INSTRUCTIONS TO FOLLOW — Exactly repeat the full listing that follows.
************
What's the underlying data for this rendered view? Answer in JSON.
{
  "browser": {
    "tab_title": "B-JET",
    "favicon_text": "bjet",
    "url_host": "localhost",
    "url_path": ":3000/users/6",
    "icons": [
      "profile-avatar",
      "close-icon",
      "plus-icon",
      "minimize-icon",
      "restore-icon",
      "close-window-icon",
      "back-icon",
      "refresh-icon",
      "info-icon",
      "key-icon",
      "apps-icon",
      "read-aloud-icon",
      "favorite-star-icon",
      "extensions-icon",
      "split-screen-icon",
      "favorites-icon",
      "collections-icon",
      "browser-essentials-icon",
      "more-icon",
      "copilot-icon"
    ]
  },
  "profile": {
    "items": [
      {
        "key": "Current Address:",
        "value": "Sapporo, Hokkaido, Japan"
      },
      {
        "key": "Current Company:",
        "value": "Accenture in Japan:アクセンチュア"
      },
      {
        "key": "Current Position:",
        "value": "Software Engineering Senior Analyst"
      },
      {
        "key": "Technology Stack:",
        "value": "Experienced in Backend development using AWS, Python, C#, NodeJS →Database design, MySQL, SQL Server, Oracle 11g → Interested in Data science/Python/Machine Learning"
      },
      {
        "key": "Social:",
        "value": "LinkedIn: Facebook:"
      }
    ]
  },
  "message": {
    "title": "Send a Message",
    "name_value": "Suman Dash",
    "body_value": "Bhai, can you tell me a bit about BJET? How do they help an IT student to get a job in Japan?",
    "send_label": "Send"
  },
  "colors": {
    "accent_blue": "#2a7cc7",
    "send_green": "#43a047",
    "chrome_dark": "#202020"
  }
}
************
TASK OUTPUT —
What's the underlying data for this rendered view? Answer in JSON.
{
  "browser": {
    "tab_title": "B-JET",
    "favicon_text": "bjet",
    "url_host": "localhost",
    "url_path": ":3000/users/6",
    "icons": [
      "profile-avatar",
      "close-icon",
      "plus-icon",
      "minimize-icon",
      "restore-icon",
      "close-window-icon",
      "back-icon",
      "refresh-icon",
      "info-icon",
      "key-icon",
      "apps-icon",
      "read-aloud-icon",
      "favorite-star-icon",
      "extensions-icon",
      "split-screen-icon",
      "favorites-icon",
      "collections-icon",
      "browser-essentials-icon",
      "more-icon",
      "copilot-icon"
    ]
  },
  "profile": {
    "items": [
      {
        "key": "Current Address:",
        "value": "Sapporo, Hokkaido, Japan"
      },
      {
        "key": "Current Company:",
        "value": "Accenture in Japan:アクセンチュア"
      },
      {
        "key": "Current Position:",
        "value": "Software Engineering Senior Analyst"
      },
      {
        "key": "Technology Stack:",
        "value": "Experienced in Backend development using AWS, Python, C#, NodeJS →Database design, MySQL, SQL Server, Oracle 11g → Interested in Data science/Python/Machine Learning"
      },
      {
        "key": "Social:",
        "value": "LinkedIn: Facebook:"
      }
    ]
  },
  "message": {
    "title": "Send a Message",
    "name_value": "Suman Dash",
    "body_value": "Bhai, can you tell me a bit about BJET? How do they help an IT student to get a job in Japan?",
    "send_label": "Send"
  },
  "colors": {
    "accent_blue": "#2a7cc7",
    "send_green": "#43a047",
    "chrome_dark": "#202020"
  }
}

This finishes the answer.